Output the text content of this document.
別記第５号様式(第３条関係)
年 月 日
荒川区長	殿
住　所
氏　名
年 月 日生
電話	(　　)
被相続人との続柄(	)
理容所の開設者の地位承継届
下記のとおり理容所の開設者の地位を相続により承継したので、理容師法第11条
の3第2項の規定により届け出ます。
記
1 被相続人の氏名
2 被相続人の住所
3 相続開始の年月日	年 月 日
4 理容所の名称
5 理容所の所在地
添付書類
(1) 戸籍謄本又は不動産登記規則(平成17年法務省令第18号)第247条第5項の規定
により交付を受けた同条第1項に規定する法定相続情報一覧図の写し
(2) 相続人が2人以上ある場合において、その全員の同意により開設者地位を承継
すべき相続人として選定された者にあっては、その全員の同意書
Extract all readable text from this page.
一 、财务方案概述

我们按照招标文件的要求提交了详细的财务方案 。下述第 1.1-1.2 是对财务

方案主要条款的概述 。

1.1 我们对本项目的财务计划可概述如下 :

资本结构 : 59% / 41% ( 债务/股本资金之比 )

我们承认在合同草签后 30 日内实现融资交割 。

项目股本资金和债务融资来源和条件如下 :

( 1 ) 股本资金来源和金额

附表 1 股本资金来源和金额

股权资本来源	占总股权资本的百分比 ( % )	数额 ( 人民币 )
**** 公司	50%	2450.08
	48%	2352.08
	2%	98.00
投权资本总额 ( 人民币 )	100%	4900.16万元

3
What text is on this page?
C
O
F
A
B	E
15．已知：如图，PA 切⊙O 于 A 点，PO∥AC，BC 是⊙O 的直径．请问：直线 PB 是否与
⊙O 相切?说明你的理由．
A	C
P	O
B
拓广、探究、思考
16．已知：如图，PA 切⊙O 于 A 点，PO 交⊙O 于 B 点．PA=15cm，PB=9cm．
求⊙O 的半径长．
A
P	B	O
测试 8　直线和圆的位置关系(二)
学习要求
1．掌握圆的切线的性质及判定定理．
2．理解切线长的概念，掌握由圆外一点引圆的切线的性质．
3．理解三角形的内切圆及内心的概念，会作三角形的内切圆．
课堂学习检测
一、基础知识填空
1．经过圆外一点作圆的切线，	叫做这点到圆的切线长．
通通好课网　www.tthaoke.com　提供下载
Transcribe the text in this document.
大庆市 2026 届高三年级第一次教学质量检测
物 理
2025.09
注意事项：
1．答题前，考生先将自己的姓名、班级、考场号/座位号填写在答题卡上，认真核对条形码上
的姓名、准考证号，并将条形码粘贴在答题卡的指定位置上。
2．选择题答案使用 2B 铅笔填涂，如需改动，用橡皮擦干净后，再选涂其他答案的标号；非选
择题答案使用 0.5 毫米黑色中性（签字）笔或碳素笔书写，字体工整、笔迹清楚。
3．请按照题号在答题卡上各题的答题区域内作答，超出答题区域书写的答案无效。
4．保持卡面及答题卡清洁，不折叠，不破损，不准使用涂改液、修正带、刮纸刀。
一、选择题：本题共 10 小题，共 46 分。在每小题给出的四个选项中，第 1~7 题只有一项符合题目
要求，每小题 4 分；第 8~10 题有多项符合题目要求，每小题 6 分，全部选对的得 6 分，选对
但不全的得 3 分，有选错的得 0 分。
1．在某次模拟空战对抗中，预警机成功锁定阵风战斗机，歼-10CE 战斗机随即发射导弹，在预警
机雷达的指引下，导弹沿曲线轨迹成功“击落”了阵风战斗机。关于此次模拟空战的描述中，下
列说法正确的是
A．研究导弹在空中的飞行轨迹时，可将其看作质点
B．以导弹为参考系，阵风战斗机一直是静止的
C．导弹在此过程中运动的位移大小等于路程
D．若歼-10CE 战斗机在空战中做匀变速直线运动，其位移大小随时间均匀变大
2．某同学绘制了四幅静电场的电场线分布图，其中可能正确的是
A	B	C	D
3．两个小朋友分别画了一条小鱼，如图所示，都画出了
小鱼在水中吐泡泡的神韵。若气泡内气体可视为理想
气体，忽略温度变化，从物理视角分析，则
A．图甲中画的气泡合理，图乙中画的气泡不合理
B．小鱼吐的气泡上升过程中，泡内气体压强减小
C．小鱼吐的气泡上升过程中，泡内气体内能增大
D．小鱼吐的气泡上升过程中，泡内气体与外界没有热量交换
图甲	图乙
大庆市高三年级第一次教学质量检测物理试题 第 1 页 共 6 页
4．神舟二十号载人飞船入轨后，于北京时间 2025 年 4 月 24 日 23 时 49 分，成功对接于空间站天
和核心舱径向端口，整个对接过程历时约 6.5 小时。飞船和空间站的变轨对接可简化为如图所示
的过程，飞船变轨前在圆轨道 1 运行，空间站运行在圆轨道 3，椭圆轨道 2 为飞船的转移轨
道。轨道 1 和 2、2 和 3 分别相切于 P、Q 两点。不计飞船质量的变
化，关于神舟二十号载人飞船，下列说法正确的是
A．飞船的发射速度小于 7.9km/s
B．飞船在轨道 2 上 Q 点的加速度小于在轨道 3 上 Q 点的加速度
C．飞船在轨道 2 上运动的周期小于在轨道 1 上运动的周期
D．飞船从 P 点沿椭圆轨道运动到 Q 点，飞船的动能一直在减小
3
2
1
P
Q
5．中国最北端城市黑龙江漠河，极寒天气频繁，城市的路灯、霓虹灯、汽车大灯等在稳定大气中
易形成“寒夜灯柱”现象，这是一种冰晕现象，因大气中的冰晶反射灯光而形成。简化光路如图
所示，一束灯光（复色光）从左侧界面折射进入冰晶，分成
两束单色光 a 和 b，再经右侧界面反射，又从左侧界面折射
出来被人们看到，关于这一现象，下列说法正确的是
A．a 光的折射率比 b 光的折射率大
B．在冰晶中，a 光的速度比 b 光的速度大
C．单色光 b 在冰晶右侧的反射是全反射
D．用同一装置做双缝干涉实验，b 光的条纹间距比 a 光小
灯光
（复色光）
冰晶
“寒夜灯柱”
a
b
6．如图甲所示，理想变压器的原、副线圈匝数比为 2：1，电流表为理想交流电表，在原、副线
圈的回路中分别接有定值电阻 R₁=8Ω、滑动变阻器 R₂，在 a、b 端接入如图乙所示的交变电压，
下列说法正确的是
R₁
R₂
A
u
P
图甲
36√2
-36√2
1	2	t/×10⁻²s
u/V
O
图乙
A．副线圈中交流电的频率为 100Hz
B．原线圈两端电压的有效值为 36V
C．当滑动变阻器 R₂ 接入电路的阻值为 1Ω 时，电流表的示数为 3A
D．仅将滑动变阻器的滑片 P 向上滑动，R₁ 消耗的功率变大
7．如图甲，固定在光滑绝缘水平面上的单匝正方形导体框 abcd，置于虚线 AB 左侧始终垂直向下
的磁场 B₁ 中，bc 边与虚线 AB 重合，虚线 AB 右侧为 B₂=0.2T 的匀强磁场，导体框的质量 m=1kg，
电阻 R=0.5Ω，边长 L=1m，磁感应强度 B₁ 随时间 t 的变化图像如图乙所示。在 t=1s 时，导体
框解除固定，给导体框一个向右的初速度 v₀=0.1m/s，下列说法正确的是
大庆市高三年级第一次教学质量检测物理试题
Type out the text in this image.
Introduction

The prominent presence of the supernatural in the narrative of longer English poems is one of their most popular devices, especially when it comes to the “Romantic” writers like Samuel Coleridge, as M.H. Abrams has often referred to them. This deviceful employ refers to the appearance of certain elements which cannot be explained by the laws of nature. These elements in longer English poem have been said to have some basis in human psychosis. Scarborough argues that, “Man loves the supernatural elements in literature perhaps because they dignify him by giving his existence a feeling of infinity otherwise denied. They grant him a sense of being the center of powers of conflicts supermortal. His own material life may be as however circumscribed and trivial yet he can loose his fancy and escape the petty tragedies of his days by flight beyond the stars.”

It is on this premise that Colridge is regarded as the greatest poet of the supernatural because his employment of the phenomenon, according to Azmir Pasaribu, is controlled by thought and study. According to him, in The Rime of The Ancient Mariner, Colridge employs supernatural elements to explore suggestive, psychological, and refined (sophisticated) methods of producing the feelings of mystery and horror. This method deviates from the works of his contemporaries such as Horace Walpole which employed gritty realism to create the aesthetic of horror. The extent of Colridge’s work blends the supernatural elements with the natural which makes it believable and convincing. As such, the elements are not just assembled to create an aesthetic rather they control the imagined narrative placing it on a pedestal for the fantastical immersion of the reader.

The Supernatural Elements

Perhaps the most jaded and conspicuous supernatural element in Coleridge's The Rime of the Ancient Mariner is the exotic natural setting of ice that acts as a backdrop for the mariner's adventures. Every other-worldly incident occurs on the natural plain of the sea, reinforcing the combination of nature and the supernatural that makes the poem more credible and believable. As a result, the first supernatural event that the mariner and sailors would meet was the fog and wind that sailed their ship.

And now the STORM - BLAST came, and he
══════════════════════════════
**TASK STATEMENT**
Look through the entries above and count each line holding "大庆市高三年级第一次教学质量检测物理试题"; report the count alone.

**SOLVED PROBLEM**
2